Your goal: Provide a single number: the count of lines containing the string "emphasis".

Records for processing:
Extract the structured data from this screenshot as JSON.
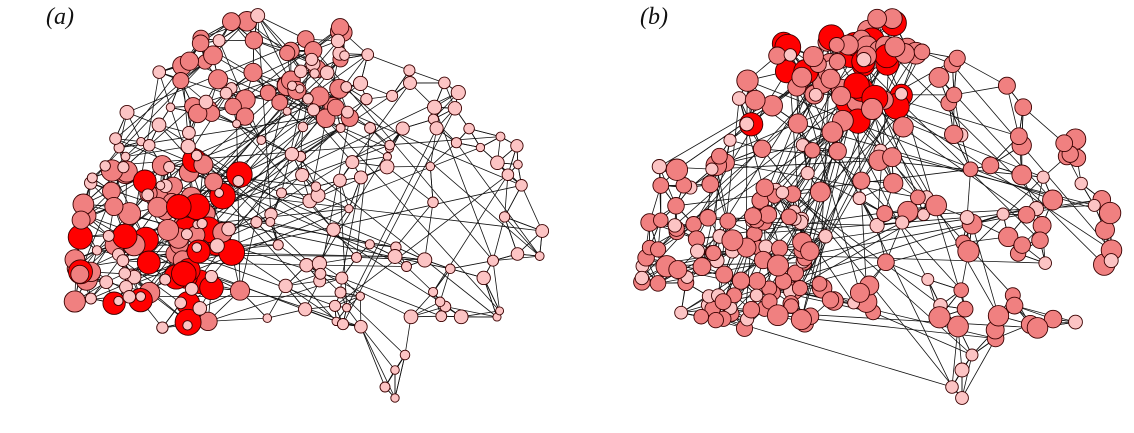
{
  "figure": {
    "panels": [
      {
        "id": "a",
        "label": "(a)",
        "emphasis": "frontal-lobe"
      },
      {
        "id": "b",
        "label": "(b)",
        "emphasis": "parietal-top"
      }
    ],
    "colors": {
      "edge": "#111111",
      "node_stroke": "#3a0000",
      "node_high": "#ff0000",
      "node_mid": "#f08080",
      "node_low": "#fcc4c4"
    }
  }
}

Output: 2